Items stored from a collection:
▼▼▼
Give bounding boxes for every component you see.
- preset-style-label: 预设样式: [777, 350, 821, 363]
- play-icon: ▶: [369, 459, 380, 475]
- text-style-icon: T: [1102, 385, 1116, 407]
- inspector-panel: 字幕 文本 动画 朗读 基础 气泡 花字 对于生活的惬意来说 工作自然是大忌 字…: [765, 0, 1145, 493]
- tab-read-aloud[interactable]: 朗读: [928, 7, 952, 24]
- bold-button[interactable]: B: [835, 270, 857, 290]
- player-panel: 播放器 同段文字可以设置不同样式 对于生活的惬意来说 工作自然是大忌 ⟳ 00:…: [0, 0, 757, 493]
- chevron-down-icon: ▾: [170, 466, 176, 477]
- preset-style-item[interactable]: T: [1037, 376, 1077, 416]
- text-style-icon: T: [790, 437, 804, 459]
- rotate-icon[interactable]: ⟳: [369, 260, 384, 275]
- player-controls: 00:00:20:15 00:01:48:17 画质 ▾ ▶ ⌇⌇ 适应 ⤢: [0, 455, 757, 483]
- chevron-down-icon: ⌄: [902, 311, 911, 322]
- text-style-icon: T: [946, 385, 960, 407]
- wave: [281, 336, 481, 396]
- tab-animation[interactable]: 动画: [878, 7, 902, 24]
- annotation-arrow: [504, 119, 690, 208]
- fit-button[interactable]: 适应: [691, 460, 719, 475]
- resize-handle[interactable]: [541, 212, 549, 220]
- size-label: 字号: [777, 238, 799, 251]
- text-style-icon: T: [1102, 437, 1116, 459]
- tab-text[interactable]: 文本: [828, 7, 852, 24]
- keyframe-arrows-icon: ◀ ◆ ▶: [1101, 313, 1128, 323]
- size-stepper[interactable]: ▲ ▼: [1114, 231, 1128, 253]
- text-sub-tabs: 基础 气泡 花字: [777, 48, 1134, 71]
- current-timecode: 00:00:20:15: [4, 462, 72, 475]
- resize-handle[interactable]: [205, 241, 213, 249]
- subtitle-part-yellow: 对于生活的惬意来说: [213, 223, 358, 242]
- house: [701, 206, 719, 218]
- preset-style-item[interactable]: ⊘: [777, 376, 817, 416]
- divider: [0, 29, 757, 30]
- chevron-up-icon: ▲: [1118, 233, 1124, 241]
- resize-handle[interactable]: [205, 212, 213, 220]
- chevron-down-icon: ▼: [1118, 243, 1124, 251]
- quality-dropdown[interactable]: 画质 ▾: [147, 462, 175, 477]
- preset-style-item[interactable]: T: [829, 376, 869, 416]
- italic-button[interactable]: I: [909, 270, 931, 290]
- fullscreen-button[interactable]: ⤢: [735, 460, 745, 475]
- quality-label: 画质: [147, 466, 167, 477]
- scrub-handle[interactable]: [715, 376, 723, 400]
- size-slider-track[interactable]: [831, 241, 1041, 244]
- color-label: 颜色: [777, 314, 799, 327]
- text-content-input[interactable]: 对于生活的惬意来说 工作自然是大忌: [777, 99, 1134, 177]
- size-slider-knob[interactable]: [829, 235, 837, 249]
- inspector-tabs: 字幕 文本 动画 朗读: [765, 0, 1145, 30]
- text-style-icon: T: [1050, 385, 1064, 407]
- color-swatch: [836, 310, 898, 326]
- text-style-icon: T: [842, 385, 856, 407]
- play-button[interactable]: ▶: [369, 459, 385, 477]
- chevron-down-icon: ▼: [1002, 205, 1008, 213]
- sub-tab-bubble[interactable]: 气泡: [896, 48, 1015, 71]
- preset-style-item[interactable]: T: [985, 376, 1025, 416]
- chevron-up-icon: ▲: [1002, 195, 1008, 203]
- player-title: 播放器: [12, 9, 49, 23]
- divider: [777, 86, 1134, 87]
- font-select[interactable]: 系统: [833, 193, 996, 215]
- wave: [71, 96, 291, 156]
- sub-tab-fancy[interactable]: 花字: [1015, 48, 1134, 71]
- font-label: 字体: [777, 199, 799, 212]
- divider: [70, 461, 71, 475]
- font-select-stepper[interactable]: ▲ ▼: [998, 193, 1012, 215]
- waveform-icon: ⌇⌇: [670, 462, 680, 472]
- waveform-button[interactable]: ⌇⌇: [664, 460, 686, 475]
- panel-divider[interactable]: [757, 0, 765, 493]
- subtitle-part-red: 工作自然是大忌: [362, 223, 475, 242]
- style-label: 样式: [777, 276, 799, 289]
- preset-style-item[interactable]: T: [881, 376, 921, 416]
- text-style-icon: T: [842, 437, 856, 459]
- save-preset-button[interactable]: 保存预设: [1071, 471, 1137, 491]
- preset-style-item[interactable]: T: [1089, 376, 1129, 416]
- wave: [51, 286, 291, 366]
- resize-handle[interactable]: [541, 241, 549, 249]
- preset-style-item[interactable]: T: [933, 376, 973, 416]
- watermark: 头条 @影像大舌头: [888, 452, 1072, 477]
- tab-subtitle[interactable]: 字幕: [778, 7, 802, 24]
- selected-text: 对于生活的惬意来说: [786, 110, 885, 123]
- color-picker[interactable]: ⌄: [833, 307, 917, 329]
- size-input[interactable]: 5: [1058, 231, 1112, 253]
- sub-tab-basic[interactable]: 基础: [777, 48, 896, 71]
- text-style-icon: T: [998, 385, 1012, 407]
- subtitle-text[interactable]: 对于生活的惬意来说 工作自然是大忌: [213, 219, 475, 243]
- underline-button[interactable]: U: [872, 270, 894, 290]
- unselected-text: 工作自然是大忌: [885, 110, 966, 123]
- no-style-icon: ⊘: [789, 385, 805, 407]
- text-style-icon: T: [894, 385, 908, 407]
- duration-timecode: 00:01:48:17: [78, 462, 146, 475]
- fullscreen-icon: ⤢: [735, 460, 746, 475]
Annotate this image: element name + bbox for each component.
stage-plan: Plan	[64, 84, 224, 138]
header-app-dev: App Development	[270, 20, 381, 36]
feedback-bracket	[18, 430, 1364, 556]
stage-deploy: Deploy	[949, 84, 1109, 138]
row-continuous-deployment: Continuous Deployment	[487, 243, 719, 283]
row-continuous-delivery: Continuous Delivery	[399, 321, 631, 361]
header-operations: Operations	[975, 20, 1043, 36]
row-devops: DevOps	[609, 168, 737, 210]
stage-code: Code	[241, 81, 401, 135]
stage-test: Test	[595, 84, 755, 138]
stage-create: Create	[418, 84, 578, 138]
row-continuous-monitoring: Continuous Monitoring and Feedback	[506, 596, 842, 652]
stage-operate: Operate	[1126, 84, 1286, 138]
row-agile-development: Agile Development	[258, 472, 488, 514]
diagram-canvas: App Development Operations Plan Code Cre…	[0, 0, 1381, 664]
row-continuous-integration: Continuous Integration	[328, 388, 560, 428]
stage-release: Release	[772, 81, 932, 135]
▲▲▲
=== Task prompt ===
Retype every line of the entries above without changing a single character.

=== Expected output ===
Give bounding boxes for every component you see.
- preset-style-label: 预设样式: [777, 350, 821, 363]
- play-icon: ▶: [369, 459, 380, 475]
- text-style-icon: T: [1102, 385, 1116, 407]
- inspector-panel: 字幕 文本 动画 朗读 基础 气泡 花字 对于生活的惬意来说 工作自然是大忌 字…: [765, 0, 1145, 493]
- tab-read-aloud[interactable]: 朗读: [928, 7, 952, 24]
- bold-button[interactable]: B: [835, 270, 857, 290]
- player-panel: 播放器 同段文字可以设置不同样式 对于生活的惬意来说 工作自然是大忌 ⟳ 00:…: [0, 0, 757, 493]
- chevron-down-icon: ▾: [170, 466, 176, 477]
- preset-style-item[interactable]: T: [1037, 376, 1077, 416]
- text-style-icon: T: [790, 437, 804, 459]
- rotate-icon[interactable]: ⟳: [369, 260, 384, 275]
- player-controls: 00:00:20:15 00:01:48:17 画质 ▾ ▶ ⌇⌇ 适应 ⤢: [0, 455, 757, 483]
- chevron-down-icon: ⌄: [902, 311, 911, 322]
- text-style-icon: T: [946, 385, 960, 407]
- wave: [281, 336, 481, 396]
- tab-animation[interactable]: 动画: [878, 7, 902, 24]
- annotation-arrow: [504, 119, 690, 208]
- fit-button[interactable]: 适应: [691, 460, 719, 475]
- resize-handle[interactable]: [541, 212, 549, 220]
- size-label: 字号: [777, 238, 799, 251]
- text-style-icon: T: [1102, 437, 1116, 459]
- tab-text[interactable]: 文本: [828, 7, 852, 24]
- keyframe-arrows-icon: ◀ ◆ ▶: [1101, 313, 1128, 323]
- size-stepper[interactable]: ▲ ▼: [1114, 231, 1128, 253]
- text-sub-tabs: 基础 气泡 花字: [777, 48, 1134, 71]
- current-timecode: 00:00:20:15: [4, 462, 72, 475]
- resize-handle[interactable]: [205, 241, 213, 249]
- subtitle-part-yellow: 对于生活的惬意来说: [213, 223, 358, 242]
- house: [701, 206, 719, 218]
- preset-style-item[interactable]: ⊘: [777, 376, 817, 416]
- divider: [0, 29, 757, 30]
- chevron-up-icon: ▲: [1118, 233, 1124, 241]
- resize-handle[interactable]: [205, 212, 213, 220]
- chevron-down-icon: ▼: [1118, 243, 1124, 251]
- quality-dropdown[interactable]: 画质 ▾: [147, 462, 175, 477]
- preset-style-item[interactable]: T: [829, 376, 869, 416]
- italic-button[interactable]: I: [909, 270, 931, 290]
- fullscreen-button[interactable]: ⤢: [735, 460, 745, 475]
- quality-label: 画质: [147, 466, 167, 477]
- scrub-handle[interactable]: [715, 376, 723, 400]
- size-slider-track[interactable]: [831, 241, 1041, 244]
- color-label: 颜色: [777, 314, 799, 327]
- text-content-input[interactable]: 对于生活的惬意来说 工作自然是大忌: [777, 99, 1134, 177]
- size-slider-knob[interactable]: [829, 235, 837, 249]
- inspector-tabs: 字幕 文本 动画 朗读: [765, 0, 1145, 30]
- text-style-icon: T: [1050, 385, 1064, 407]
- color-swatch: [836, 310, 898, 326]
- text-style-icon: T: [842, 385, 856, 407]
- play-button[interactable]: ▶: [369, 459, 385, 477]
- chevron-down-icon: ▼: [1002, 205, 1008, 213]
- sub-tab-bubble[interactable]: 气泡: [896, 48, 1015, 71]
- preset-style-item[interactable]: T: [985, 376, 1025, 416]
- chevron-up-icon: ▲: [1002, 195, 1008, 203]
- player-title: 播放器: [12, 9, 49, 23]
- divider: [777, 86, 1134, 87]
- font-select[interactable]: 系统: [833, 193, 996, 215]
- wave: [71, 96, 291, 156]
- sub-tab-fancy[interactable]: 花字: [1015, 48, 1134, 71]
- font-label: 字体: [777, 199, 799, 212]
- divider: [70, 461, 71, 475]
- font-select-stepper[interactable]: ▲ ▼: [998, 193, 1012, 215]
- waveform-icon: ⌇⌇: [670, 462, 680, 472]
- waveform-button[interactable]: ⌇⌇: [664, 460, 686, 475]
- panel-divider[interactable]: [757, 0, 765, 493]
- subtitle-part-red: 工作自然是大忌: [362, 223, 475, 242]
- style-label: 样式: [777, 276, 799, 289]
- preset-style-item[interactable]: T: [881, 376, 921, 416]
- text-style-icon: T: [842, 437, 856, 459]
- save-preset-button[interactable]: 保存预设: [1071, 471, 1137, 491]
- preset-style-item[interactable]: T: [1089, 376, 1129, 416]
- wave: [51, 286, 291, 366]
- resize-handle[interactable]: [541, 241, 549, 249]
- preset-style-item[interactable]: T: [933, 376, 973, 416]
- watermark: 头条 @影像大舌头: [888, 452, 1072, 477]
- tab-subtitle[interactable]: 字幕: [778, 7, 802, 24]
- selected-text: 对于生活的惬意来说: [786, 110, 885, 123]
- color-picker[interactable]: ⌄: [833, 307, 917, 329]
- size-input[interactable]: 5: [1058, 231, 1112, 253]
- sub-tab-basic[interactable]: 基础: [777, 48, 896, 71]
- text-style-icon: T: [998, 385, 1012, 407]
- subtitle-text[interactable]: 对于生活的惬意来说 工作自然是大忌: [213, 219, 475, 243]
- underline-button[interactable]: U: [872, 270, 894, 290]
- unselected-text: 工作自然是大忌: [885, 110, 966, 123]
- no-style-icon: ⊘: [789, 385, 805, 407]
- text-style-icon: T: [894, 385, 908, 407]
- duration-timecode: 00:01:48:17: [78, 462, 146, 475]
- fullscreen-icon: ⤢: [735, 460, 746, 475]
Annotate this image: element name + bbox for each component.
stage-plan: Plan	[64, 84, 224, 138]
header-app-dev: App Development	[270, 20, 381, 36]
feedback-bracket	[18, 430, 1364, 556]
stage-deploy: Deploy	[949, 84, 1109, 138]
row-continuous-deployment: Continuous Deployment	[487, 243, 719, 283]
row-continuous-delivery: Continuous Delivery	[399, 321, 631, 361]
header-operations: Operations	[975, 20, 1043, 36]
row-devops: DevOps	[609, 168, 737, 210]
stage-code: Code	[241, 81, 401, 135]
stage-test: Test	[595, 84, 755, 138]
stage-create: Create	[418, 84, 578, 138]
row-continuous-monitoring: Continuous Monitoring and Feedback	[506, 596, 842, 652]
stage-operate: Operate	[1126, 84, 1286, 138]
row-agile-development: Agile Development	[258, 472, 488, 514]
diagram-canvas: App Development Operations Plan Code Cre…	[0, 0, 1381, 664]
row-continuous-integration: Continuous Integration	[328, 388, 560, 428]
stage-release: Release	[772, 81, 932, 135]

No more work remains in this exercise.